Records from a dataset:
## START

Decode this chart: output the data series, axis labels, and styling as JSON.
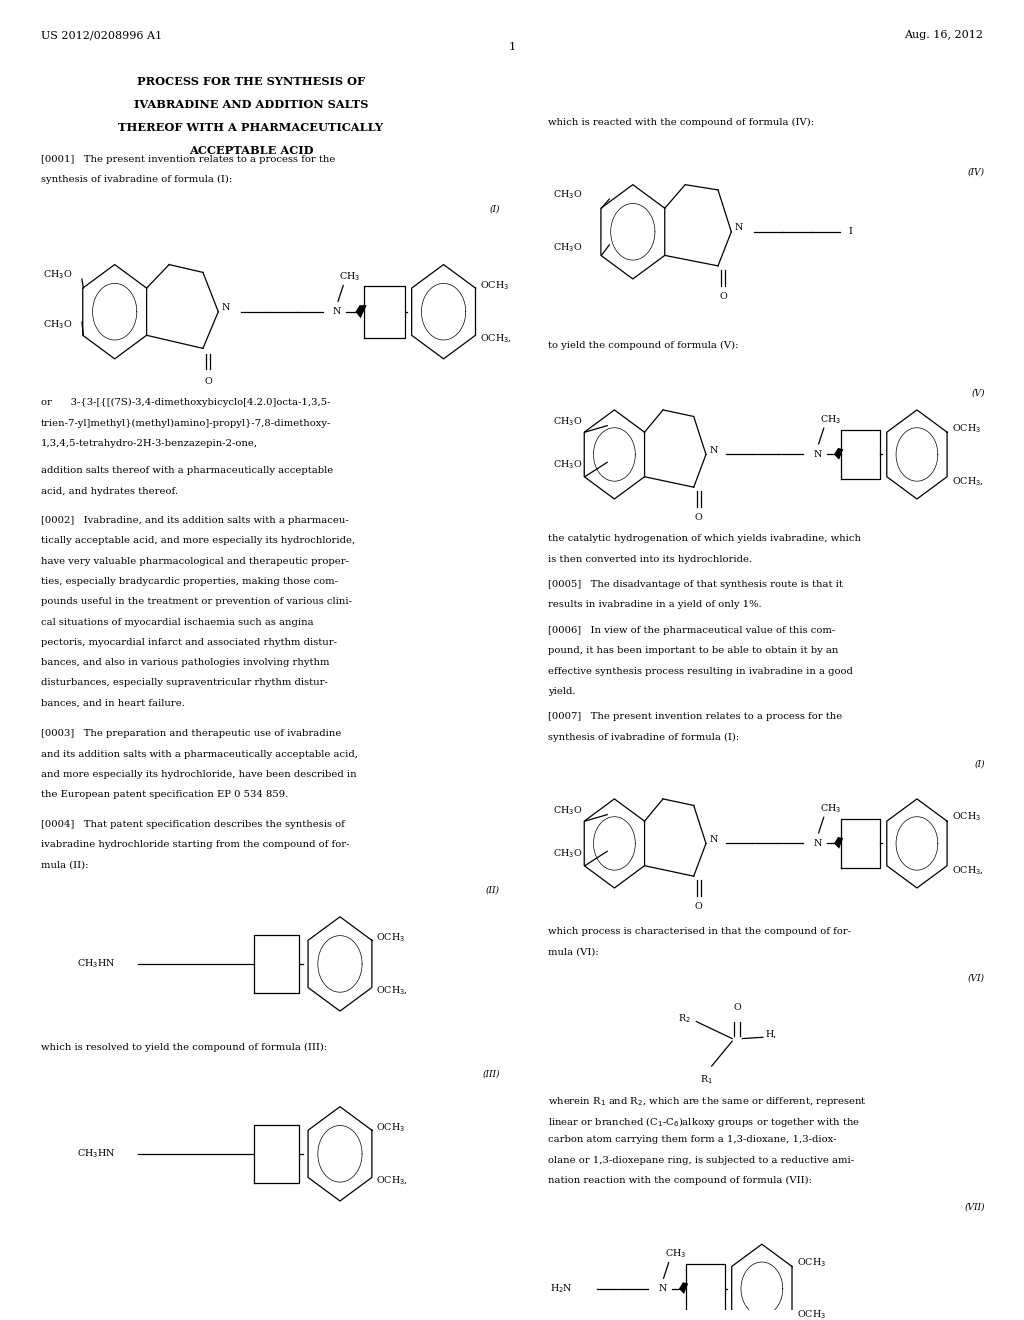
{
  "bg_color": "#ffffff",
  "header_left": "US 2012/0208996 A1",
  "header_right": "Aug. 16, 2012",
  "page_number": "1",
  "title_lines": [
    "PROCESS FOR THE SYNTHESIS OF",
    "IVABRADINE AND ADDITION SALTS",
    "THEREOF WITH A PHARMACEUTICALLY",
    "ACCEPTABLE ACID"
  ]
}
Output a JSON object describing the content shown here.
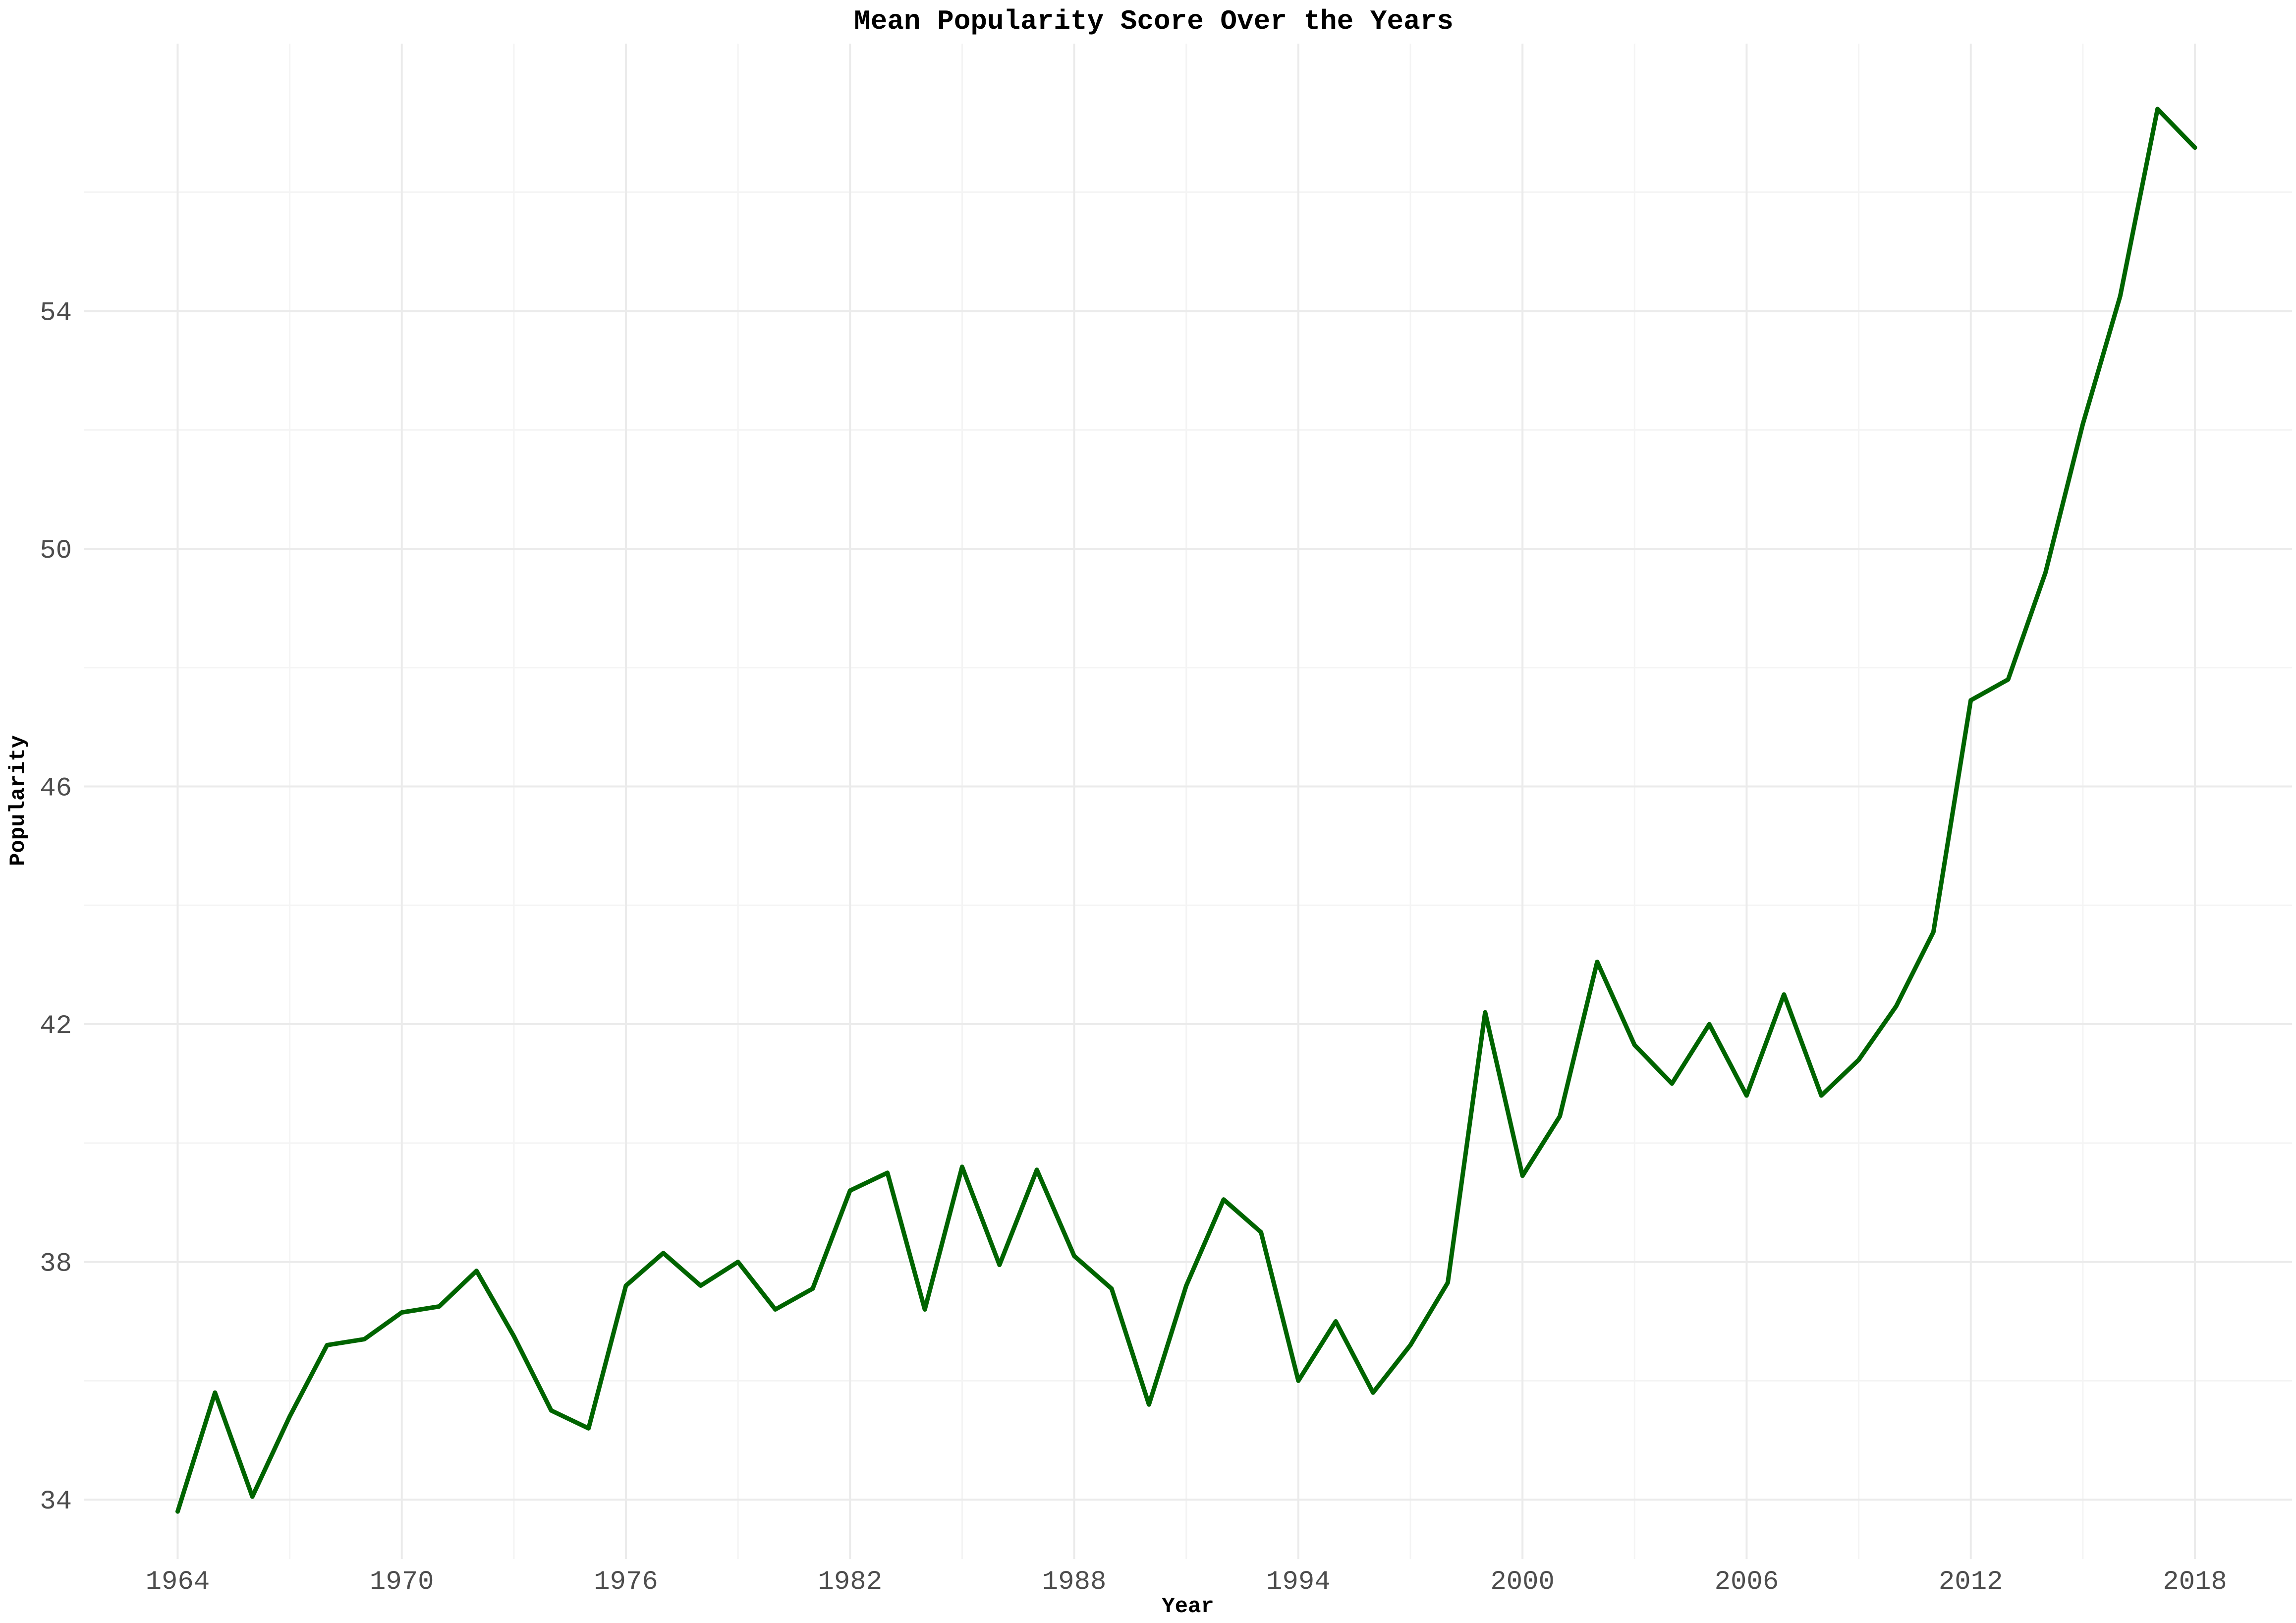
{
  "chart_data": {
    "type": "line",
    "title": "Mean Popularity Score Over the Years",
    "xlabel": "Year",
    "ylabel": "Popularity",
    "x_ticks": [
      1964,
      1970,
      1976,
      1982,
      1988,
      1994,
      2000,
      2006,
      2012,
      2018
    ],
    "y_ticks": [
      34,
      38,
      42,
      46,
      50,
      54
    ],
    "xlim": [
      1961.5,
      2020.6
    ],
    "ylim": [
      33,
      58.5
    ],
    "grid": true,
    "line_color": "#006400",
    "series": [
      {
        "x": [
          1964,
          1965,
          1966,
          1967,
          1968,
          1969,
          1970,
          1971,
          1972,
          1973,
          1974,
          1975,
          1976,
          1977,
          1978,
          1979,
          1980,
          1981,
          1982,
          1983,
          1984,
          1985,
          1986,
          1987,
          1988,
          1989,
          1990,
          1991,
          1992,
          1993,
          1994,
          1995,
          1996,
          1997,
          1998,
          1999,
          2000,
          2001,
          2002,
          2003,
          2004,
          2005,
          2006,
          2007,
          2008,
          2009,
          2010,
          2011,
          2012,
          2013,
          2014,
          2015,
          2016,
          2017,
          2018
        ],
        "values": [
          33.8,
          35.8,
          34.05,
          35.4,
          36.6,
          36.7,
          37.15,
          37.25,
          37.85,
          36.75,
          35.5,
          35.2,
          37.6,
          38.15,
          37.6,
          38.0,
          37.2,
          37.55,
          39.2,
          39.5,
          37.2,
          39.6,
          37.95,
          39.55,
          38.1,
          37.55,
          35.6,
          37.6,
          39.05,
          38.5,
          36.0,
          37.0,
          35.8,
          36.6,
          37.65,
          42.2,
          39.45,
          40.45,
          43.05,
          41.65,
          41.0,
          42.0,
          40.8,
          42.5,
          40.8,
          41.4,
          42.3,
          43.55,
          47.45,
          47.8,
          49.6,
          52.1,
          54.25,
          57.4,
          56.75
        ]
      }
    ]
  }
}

## END

Output all of the entries verbatim, leaving out any images.

Decode this chart: output the data series, axis labels, and styling as JSON.
{
  "bg_color": "#ffffff",
  "header_left": "US 2012/0208996 A1",
  "header_right": "Aug. 16, 2012",
  "page_number": "1",
  "title_lines": [
    "PROCESS FOR THE SYNTHESIS OF",
    "IVABRADINE AND ADDITION SALTS",
    "THEREOF WITH A PHARMACEUTICALLY",
    "ACCEPTABLE ACID"
  ]
}
Output a JSON object describing the content shown here.
{
  "chart_data": {
    "type": "line",
    "title": "Mean Popularity Score Over the Years",
    "xlabel": "Year",
    "ylabel": "Popularity",
    "x_ticks": [
      1964,
      1970,
      1976,
      1982,
      1988,
      1994,
      2000,
      2006,
      2012,
      2018
    ],
    "y_ticks": [
      34,
      38,
      42,
      46,
      50,
      54
    ],
    "xlim": [
      1961.5,
      2020.6
    ],
    "ylim": [
      33,
      58.5
    ],
    "grid": true,
    "line_color": "#006400",
    "series": [
      {
        "x": [
          1964,
          1965,
          1966,
          1967,
          1968,
          1969,
          1970,
          1971,
          1972,
          1973,
          1974,
          1975,
          1976,
          1977,
          1978,
          1979,
          1980,
          1981,
          1982,
          1983,
          1984,
          1985,
          1986,
          1987,
          1988,
          1989,
          1990,
          1991,
          1992,
          1993,
          1994,
          1995,
          1996,
          1997,
          1998,
          1999,
          2000,
          2001,
          2002,
          2003,
          2004,
          2005,
          2006,
          2007,
          2008,
          2009,
          2010,
          2011,
          2012,
          2013,
          2014,
          2015,
          2016,
          2017,
          2018
        ],
        "values": [
          33.8,
          35.8,
          34.05,
          35.4,
          36.6,
          36.7,
          37.15,
          37.25,
          37.85,
          36.75,
          35.5,
          35.2,
          37.6,
          38.15,
          37.6,
          38.0,
          37.2,
          37.55,
          39.2,
          39.5,
          37.2,
          39.6,
          37.95,
          39.55,
          38.1,
          37.55,
          35.6,
          37.6,
          39.05,
          38.5,
          36.0,
          37.0,
          35.8,
          36.6,
          37.65,
          42.2,
          39.45,
          40.45,
          43.05,
          41.65,
          41.0,
          42.0,
          40.8,
          42.5,
          40.8,
          41.4,
          42.3,
          43.55,
          47.45,
          47.8,
          49.6,
          52.1,
          54.25,
          57.4,
          56.75
        ]
      }
    ]
  }
}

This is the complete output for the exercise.